— Source material —
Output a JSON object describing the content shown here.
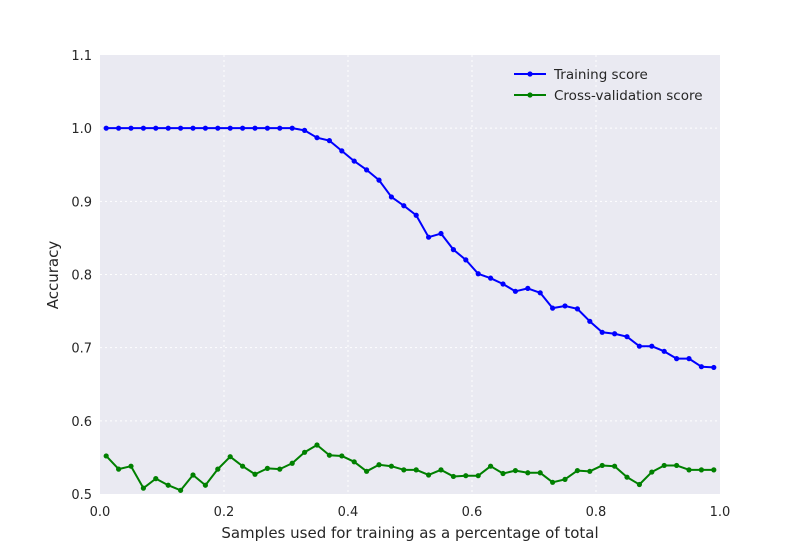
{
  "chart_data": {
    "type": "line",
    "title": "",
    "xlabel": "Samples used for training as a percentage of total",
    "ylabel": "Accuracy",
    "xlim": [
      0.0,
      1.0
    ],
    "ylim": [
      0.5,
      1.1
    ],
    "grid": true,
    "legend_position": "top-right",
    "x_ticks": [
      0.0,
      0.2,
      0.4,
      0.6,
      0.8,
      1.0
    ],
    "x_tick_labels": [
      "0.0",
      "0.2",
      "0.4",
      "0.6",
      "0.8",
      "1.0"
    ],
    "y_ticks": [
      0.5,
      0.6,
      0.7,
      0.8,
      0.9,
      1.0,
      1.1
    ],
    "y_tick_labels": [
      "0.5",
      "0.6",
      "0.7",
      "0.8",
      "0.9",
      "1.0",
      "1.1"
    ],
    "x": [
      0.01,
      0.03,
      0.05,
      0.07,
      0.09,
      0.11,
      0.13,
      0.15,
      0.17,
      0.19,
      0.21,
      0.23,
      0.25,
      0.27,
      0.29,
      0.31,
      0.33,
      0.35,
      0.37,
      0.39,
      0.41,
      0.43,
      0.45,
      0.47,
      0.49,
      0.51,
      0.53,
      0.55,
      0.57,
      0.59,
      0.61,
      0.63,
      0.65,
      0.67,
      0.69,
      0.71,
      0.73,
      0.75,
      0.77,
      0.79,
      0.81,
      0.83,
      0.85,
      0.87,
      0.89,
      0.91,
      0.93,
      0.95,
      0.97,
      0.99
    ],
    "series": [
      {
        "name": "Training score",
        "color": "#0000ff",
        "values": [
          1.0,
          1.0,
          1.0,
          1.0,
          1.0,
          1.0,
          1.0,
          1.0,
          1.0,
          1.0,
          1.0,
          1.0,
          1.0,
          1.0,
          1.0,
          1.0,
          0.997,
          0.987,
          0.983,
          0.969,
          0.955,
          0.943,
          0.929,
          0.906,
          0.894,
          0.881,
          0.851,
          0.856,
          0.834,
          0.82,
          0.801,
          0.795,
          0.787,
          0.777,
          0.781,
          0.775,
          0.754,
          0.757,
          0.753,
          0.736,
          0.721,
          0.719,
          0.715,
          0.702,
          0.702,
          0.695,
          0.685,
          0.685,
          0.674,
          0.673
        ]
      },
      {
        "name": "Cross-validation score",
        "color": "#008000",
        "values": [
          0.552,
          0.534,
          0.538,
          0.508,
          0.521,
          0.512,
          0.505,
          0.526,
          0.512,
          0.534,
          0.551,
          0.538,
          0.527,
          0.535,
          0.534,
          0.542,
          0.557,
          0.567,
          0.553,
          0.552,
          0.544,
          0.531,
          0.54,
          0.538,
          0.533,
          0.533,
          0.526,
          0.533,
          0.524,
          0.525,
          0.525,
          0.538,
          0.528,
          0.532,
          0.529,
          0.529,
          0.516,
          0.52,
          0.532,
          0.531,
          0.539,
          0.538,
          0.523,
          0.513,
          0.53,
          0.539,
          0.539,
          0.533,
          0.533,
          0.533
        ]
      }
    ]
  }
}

...

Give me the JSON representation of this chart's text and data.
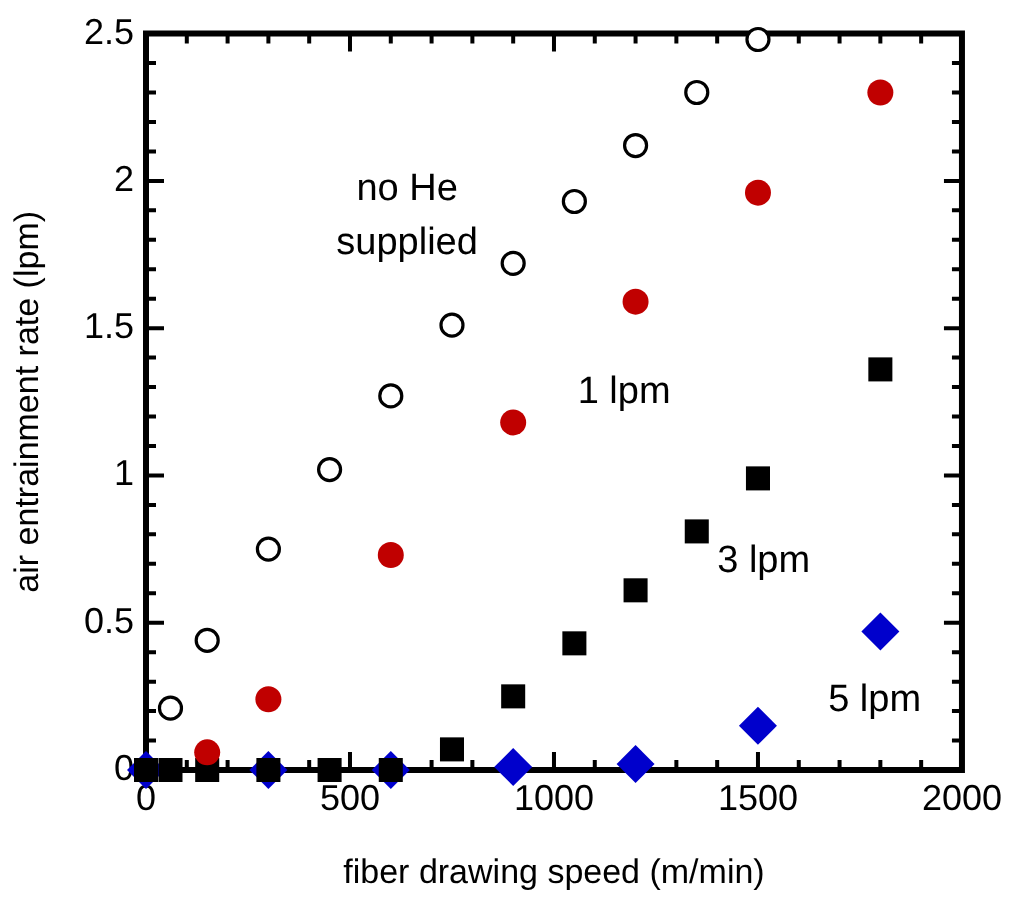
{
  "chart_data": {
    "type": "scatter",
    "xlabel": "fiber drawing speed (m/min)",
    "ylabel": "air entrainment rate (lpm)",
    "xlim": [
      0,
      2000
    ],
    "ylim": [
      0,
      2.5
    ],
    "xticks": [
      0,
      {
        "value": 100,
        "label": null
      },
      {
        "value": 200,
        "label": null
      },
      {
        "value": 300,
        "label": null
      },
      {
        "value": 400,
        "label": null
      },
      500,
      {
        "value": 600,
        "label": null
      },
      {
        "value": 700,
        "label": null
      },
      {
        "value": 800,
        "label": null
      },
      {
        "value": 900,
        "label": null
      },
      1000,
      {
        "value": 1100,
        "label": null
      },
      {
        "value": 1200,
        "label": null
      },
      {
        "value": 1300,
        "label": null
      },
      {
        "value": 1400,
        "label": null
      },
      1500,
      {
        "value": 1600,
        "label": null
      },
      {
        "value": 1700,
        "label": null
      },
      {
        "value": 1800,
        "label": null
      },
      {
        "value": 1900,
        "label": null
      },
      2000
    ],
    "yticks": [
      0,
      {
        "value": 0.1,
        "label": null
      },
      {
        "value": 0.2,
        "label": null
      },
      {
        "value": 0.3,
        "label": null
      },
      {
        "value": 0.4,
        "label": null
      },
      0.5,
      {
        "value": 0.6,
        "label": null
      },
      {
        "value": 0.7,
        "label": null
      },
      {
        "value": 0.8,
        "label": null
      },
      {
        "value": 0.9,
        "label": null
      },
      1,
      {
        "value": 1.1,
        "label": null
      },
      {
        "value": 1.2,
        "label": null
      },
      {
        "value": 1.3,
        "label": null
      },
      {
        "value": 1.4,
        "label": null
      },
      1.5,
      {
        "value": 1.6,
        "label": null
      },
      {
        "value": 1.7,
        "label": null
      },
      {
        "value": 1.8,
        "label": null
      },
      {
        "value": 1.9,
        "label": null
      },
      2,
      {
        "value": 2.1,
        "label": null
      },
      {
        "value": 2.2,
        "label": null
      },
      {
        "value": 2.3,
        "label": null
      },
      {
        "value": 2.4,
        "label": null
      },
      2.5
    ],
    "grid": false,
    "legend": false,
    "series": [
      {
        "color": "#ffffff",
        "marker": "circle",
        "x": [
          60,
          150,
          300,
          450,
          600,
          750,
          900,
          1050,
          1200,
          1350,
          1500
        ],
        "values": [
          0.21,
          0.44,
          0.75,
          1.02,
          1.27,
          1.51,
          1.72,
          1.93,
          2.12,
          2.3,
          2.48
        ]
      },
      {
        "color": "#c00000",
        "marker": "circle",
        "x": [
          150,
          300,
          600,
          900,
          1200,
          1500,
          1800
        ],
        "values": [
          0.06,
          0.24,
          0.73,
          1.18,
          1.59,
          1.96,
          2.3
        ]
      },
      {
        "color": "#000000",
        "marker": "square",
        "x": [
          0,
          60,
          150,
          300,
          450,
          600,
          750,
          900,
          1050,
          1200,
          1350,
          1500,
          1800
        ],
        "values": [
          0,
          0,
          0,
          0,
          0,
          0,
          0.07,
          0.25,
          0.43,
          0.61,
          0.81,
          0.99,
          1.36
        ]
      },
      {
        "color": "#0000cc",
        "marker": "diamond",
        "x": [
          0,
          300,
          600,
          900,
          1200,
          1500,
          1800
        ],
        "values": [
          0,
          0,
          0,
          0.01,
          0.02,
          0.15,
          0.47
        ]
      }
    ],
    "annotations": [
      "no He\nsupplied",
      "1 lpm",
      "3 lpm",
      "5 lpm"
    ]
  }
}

— What the task asks —
How many lines of the listing include the string "marker"? Answer with the number alone.

— Reply —
4